◆ GOAL ◆
Your task is to copy every line of the entries that contains "Interval".

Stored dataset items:
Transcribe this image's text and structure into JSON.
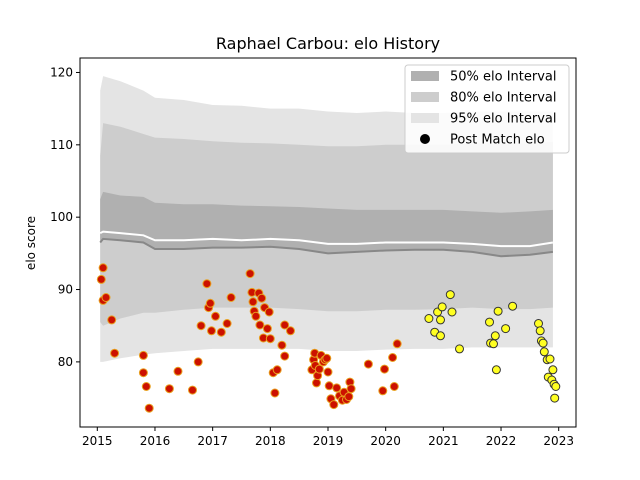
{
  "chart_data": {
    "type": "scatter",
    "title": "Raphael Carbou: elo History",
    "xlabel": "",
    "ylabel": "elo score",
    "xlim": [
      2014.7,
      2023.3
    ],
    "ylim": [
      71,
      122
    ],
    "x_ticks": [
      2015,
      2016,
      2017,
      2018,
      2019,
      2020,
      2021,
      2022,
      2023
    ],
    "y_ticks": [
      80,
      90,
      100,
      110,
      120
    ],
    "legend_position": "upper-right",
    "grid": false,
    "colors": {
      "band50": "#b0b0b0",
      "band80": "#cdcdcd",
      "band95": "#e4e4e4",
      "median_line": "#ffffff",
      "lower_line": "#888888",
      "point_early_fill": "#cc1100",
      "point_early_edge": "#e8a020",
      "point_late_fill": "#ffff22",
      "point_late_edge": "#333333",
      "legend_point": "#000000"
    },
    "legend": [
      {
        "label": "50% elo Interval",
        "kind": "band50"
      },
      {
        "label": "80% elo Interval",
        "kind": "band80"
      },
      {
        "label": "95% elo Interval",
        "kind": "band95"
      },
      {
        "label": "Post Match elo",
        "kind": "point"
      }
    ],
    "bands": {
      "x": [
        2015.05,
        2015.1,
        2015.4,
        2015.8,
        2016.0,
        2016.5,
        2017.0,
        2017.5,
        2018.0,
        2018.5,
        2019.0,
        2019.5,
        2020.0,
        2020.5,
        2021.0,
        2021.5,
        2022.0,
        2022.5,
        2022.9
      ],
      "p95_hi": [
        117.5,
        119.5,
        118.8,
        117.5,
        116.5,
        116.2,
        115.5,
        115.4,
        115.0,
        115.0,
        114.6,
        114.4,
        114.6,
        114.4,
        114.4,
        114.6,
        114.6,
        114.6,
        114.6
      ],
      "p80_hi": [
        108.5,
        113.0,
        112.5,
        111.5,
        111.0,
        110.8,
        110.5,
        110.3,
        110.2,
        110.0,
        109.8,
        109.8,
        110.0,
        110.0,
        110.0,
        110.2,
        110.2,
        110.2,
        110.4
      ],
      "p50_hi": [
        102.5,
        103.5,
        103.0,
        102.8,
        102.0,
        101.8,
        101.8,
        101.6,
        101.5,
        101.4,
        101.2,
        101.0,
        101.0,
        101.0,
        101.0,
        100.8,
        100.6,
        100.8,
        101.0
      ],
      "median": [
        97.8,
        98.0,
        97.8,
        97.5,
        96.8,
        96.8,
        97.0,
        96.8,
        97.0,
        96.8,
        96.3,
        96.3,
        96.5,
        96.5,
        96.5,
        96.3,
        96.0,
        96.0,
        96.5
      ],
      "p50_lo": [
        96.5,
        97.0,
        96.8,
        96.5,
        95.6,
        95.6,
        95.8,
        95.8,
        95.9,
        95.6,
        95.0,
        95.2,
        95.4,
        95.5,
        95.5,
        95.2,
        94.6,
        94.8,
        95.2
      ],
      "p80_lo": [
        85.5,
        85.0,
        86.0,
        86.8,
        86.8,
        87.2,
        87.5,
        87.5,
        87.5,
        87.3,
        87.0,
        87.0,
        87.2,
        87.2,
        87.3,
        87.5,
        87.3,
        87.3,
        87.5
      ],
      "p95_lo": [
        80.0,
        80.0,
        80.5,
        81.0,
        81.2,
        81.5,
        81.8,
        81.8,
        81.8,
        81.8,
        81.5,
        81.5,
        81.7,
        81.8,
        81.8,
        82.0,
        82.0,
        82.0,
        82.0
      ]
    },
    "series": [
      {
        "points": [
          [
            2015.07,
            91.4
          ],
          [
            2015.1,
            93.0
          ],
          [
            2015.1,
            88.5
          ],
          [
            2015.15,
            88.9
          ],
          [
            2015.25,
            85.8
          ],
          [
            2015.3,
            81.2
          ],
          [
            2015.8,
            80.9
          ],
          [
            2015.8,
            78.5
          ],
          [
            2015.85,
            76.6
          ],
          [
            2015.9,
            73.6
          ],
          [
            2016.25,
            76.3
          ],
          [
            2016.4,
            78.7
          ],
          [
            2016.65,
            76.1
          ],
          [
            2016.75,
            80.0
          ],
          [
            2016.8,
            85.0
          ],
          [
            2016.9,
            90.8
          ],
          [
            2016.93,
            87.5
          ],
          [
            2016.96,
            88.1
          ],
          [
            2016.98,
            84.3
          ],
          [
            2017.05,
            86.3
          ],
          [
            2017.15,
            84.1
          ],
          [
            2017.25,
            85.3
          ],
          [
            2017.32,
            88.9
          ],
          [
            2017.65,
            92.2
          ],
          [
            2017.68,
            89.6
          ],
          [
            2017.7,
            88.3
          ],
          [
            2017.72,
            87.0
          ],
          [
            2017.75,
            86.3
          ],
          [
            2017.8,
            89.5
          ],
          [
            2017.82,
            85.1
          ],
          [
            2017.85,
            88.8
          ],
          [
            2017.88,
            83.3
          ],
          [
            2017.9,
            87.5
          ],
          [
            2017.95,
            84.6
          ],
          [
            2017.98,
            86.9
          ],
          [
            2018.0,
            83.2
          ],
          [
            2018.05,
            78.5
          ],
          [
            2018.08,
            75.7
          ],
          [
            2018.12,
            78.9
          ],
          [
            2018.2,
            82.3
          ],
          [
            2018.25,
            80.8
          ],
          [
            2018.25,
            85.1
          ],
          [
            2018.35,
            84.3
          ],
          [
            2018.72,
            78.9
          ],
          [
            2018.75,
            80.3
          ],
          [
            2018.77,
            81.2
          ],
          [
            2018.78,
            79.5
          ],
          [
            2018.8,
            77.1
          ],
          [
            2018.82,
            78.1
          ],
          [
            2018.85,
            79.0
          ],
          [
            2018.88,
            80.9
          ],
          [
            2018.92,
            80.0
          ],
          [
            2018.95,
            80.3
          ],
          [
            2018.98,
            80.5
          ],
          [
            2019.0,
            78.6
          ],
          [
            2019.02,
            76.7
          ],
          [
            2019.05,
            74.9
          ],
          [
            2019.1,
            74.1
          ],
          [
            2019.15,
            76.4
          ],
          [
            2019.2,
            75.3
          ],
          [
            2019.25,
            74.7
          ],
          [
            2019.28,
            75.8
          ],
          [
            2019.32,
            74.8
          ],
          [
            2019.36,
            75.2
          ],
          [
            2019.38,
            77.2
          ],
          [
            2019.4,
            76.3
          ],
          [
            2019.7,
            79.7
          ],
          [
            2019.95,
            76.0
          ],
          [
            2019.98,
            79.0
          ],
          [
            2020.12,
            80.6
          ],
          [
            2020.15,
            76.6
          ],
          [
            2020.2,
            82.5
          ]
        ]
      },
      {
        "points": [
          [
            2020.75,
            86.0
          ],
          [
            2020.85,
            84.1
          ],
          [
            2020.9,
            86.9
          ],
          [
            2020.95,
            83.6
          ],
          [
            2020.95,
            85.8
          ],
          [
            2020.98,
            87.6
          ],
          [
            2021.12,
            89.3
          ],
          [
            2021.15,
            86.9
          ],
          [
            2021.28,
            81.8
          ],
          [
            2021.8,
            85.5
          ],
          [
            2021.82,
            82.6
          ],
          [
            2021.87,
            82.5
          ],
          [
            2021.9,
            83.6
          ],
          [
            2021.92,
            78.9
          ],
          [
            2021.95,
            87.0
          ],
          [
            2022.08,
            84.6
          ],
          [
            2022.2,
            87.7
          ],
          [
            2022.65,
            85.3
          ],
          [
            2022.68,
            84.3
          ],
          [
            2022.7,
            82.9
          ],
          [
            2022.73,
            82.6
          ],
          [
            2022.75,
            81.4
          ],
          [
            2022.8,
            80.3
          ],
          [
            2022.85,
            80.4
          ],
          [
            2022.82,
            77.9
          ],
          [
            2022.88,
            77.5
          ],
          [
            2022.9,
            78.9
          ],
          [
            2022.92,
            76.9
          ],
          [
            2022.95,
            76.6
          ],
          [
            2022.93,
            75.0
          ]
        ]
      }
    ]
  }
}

◆ RESPONSE TO THIS EXERCISE ◆
        "label": "50% elo Interval",
        "label": "80% elo Interval",
        "label": "95% elo Interval",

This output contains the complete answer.